- Your task:
The entries below should be transcribed in their entirety, exactly as written.
>>>
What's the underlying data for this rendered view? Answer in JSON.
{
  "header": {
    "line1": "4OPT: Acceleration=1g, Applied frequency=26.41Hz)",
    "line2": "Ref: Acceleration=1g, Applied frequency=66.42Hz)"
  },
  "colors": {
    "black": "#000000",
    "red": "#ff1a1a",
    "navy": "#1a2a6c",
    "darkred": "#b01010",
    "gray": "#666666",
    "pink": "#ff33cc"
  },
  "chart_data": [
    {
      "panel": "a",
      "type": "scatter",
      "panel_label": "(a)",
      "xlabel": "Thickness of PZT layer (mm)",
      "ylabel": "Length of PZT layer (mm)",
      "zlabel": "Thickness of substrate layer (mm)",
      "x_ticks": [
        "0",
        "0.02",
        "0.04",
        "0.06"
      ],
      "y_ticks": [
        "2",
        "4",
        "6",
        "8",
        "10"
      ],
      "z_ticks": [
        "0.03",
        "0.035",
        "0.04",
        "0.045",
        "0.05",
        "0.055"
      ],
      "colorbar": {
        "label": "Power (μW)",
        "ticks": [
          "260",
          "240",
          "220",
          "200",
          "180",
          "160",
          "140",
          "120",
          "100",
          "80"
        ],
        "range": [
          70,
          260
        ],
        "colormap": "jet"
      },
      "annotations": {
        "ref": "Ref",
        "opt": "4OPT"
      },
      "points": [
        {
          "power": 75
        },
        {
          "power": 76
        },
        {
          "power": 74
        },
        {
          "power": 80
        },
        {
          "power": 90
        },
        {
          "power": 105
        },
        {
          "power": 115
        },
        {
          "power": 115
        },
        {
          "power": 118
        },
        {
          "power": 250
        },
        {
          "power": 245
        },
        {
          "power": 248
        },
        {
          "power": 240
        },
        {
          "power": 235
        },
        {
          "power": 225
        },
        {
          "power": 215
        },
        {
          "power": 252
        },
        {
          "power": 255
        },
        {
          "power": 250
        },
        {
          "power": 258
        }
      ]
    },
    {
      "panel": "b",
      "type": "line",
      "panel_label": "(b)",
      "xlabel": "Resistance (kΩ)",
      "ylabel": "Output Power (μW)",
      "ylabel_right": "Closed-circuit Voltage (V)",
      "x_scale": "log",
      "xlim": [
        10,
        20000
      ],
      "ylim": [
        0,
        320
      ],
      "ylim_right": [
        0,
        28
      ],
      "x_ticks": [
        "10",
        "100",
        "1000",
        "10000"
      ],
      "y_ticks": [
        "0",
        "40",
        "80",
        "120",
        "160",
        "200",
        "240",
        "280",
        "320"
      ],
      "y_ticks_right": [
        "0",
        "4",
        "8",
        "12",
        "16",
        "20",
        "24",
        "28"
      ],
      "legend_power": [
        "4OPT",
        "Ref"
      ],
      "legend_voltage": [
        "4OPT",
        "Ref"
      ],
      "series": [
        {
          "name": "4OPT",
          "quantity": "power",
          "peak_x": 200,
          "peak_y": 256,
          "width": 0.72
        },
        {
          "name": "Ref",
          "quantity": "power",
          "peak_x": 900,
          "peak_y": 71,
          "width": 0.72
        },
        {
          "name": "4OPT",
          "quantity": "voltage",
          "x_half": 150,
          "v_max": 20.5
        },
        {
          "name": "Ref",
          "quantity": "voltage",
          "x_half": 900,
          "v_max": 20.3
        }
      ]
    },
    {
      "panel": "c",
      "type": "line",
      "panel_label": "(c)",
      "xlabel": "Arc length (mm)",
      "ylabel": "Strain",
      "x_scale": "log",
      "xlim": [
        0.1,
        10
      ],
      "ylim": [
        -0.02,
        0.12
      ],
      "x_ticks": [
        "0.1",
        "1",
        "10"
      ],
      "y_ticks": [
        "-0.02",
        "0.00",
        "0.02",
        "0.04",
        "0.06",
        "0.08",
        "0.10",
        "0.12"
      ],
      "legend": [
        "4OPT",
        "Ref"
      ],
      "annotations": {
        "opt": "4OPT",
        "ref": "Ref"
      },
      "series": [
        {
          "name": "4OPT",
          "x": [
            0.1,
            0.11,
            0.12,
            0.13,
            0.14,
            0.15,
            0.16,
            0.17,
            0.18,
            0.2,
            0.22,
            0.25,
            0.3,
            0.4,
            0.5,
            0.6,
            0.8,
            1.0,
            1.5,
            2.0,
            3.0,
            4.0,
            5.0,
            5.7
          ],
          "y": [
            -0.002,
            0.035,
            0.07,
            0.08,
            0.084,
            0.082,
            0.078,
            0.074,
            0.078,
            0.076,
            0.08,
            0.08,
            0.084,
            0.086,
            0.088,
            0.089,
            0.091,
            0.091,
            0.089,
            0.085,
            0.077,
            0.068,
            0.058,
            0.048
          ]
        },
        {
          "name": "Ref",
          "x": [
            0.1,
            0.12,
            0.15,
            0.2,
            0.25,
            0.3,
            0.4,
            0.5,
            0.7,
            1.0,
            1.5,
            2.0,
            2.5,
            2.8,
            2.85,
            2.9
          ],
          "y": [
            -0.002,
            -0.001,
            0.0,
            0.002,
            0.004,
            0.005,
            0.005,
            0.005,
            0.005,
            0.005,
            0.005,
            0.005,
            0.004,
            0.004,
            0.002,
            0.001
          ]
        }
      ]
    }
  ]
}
<<<
- Task answer:
What's the underlying data for this rendered view? Answer in JSON.
{
  "header": {
    "line1": "4OPT: Acceleration=1g, Applied frequency=26.41Hz)",
    "line2": "Ref: Acceleration=1g, Applied frequency=66.42Hz)"
  },
  "colors": {
    "black": "#000000",
    "red": "#ff1a1a",
    "navy": "#1a2a6c",
    "darkred": "#b01010",
    "gray": "#666666",
    "pink": "#ff33cc"
  },
  "chart_data": [
    {
      "panel": "a",
      "type": "scatter",
      "panel_label": "(a)",
      "xlabel": "Thickness of PZT layer (mm)",
      "ylabel": "Length of PZT layer (mm)",
      "zlabel": "Thickness of substrate layer (mm)",
      "x_ticks": [
        "0",
        "0.02",
        "0.04",
        "0.06"
      ],
      "y_ticks": [
        "2",
        "4",
        "6",
        "8",
        "10"
      ],
      "z_ticks": [
        "0.03",
        "0.035",
        "0.04",
        "0.045",
        "0.05",
        "0.055"
      ],
      "colorbar": {
        "label": "Power (μW)",
        "ticks": [
          "260",
          "240",
          "220",
          "200",
          "180",
          "160",
          "140",
          "120",
          "100",
          "80"
        ],
        "range": [
          70,
          260
        ],
        "colormap": "jet"
      },
      "annotations": {
        "ref": "Ref",
        "opt": "4OPT"
      },
      "points": [
        {
          "power": 75
        },
        {
          "power": 76
        },
        {
          "power": 74
        },
        {
          "power": 80
        },
        {
          "power": 90
        },
        {
          "power": 105
        },
        {
          "power": 115
        },
        {
          "power": 115
        },
        {
          "power": 118
        },
        {
          "power": 250
        },
        {
          "power": 245
        },
        {
          "power": 248
        },
        {
          "power": 240
        },
        {
          "power": 235
        },
        {
          "power": 225
        },
        {
          "power": 215
        },
        {
          "power": 252
        },
        {
          "power": 255
        },
        {
          "power": 250
        },
        {
          "power": 258
        }
      ]
    },
    {
      "panel": "b",
      "type": "line",
      "panel_label": "(b)",
      "xlabel": "Resistance (kΩ)",
      "ylabel": "Output Power (μW)",
      "ylabel_right": "Closed-circuit Voltage (V)",
      "x_scale": "log",
      "xlim": [
        10,
        20000
      ],
      "ylim": [
        0,
        320
      ],
      "ylim_right": [
        0,
        28
      ],
      "x_ticks": [
        "10",
        "100",
        "1000",
        "10000"
      ],
      "y_ticks": [
        "0",
        "40",
        "80",
        "120",
        "160",
        "200",
        "240",
        "280",
        "320"
      ],
      "y_ticks_right": [
        "0",
        "4",
        "8",
        "12",
        "16",
        "20",
        "24",
        "28"
      ],
      "legend_power": [
        "4OPT",
        "Ref"
      ],
      "legend_voltage": [
        "4OPT",
        "Ref"
      ],
      "series": [
        {
          "name": "4OPT",
          "quantity": "power",
          "peak_x": 200,
          "peak_y": 256,
          "width": 0.72
        },
        {
          "name": "Ref",
          "quantity": "power",
          "peak_x": 900,
          "peak_y": 71,
          "width": 0.72
        },
        {
          "name": "4OPT",
          "quantity": "voltage",
          "x_half": 150,
          "v_max": 20.5
        },
        {
          "name": "Ref",
          "quantity": "voltage",
          "x_half": 900,
          "v_max": 20.3
        }
      ]
    },
    {
      "panel": "c",
      "type": "line",
      "panel_label": "(c)",
      "xlabel": "Arc length (mm)",
      "ylabel": "Strain",
      "x_scale": "log",
      "xlim": [
        0.1,
        10
      ],
      "ylim": [
        -0.02,
        0.12
      ],
      "x_ticks": [
        "0.1",
        "1",
        "10"
      ],
      "y_ticks": [
        "-0.02",
        "0.00",
        "0.02",
        "0.04",
        "0.06",
        "0.08",
        "0.10",
        "0.12"
      ],
      "legend": [
        "4OPT",
        "Ref"
      ],
      "annotations": {
        "opt": "4OPT",
        "ref": "Ref"
      },
      "series": [
        {
          "name": "4OPT",
          "x": [
            0.1,
            0.11,
            0.12,
            0.13,
            0.14,
            0.15,
            0.16,
            0.17,
            0.18,
            0.2,
            0.22,
            0.25,
            0.3,
            0.4,
            0.5,
            0.6,
            0.8,
            1.0,
            1.5,
            2.0,
            3.0,
            4.0,
            5.0,
            5.7
          ],
          "y": [
            -0.002,
            0.035,
            0.07,
            0.08,
            0.084,
            0.082,
            0.078,
            0.074,
            0.078,
            0.076,
            0.08,
            0.08,
            0.084,
            0.086,
            0.088,
            0.089,
            0.091,
            0.091,
            0.089,
            0.085,
            0.077,
            0.068,
            0.058,
            0.048
          ]
        },
        {
          "name": "Ref",
          "x": [
            0.1,
            0.12,
            0.15,
            0.2,
            0.25,
            0.3,
            0.4,
            0.5,
            0.7,
            1.0,
            1.5,
            2.0,
            2.5,
            2.8,
            2.85,
            2.9
          ],
          "y": [
            -0.002,
            -0.001,
            0.0,
            0.002,
            0.004,
            0.005,
            0.005,
            0.005,
            0.005,
            0.005,
            0.005,
            0.005,
            0.004,
            0.004,
            0.002,
            0.001
          ]
        }
      ]
    }
  ]
}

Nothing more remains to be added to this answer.